- **Task statement**: Provide an exact reproduction of every entry.

- **Input data**:
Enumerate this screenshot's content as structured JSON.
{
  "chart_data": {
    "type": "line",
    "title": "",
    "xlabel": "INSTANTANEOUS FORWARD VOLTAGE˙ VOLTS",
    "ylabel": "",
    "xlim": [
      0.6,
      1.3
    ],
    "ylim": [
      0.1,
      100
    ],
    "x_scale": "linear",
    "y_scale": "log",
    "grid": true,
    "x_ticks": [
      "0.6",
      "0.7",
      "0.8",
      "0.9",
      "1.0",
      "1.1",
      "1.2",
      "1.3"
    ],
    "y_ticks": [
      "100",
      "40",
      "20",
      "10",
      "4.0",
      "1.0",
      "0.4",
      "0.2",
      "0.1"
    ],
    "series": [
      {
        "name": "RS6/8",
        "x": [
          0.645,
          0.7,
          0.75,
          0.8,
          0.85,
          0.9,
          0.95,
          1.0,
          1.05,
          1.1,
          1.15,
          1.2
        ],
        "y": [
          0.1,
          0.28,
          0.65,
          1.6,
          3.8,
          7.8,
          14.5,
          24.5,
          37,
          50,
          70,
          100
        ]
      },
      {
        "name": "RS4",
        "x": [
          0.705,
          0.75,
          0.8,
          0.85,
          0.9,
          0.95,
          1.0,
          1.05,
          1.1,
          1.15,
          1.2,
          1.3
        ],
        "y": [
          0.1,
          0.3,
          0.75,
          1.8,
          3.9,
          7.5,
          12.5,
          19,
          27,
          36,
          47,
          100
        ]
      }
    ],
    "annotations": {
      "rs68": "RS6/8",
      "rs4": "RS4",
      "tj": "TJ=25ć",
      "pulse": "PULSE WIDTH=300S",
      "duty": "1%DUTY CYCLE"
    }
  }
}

- **Output for this task**:
Enumerate this screenshot's content as structured JSON.
{
  "chart_data": {
    "type": "line",
    "title": "",
    "xlabel": "INSTANTANEOUS FORWARD VOLTAGE˙ VOLTS",
    "ylabel": "",
    "xlim": [
      0.6,
      1.3
    ],
    "ylim": [
      0.1,
      100
    ],
    "x_scale": "linear",
    "y_scale": "log",
    "grid": true,
    "x_ticks": [
      "0.6",
      "0.7",
      "0.8",
      "0.9",
      "1.0",
      "1.1",
      "1.2",
      "1.3"
    ],
    "y_ticks": [
      "100",
      "40",
      "20",
      "10",
      "4.0",
      "1.0",
      "0.4",
      "0.2",
      "0.1"
    ],
    "series": [
      {
        "name": "RS6/8",
        "x": [
          0.645,
          0.7,
          0.75,
          0.8,
          0.85,
          0.9,
          0.95,
          1.0,
          1.05,
          1.1,
          1.15,
          1.2
        ],
        "y": [
          0.1,
          0.28,
          0.65,
          1.6,
          3.8,
          7.8,
          14.5,
          24.5,
          37,
          50,
          70,
          100
        ]
      },
      {
        "name": "RS4",
        "x": [
          0.705,
          0.75,
          0.8,
          0.85,
          0.9,
          0.95,
          1.0,
          1.05,
          1.1,
          1.15,
          1.2,
          1.3
        ],
        "y": [
          0.1,
          0.3,
          0.75,
          1.8,
          3.9,
          7.5,
          12.5,
          19,
          27,
          36,
          47,
          100
        ]
      }
    ],
    "annotations": {
      "rs68": "RS6/8",
      "rs4": "RS4",
      "tj": "TJ=25ć",
      "pulse": "PULSE WIDTH=300S",
      "duty": "1%DUTY CYCLE"
    }
  }
}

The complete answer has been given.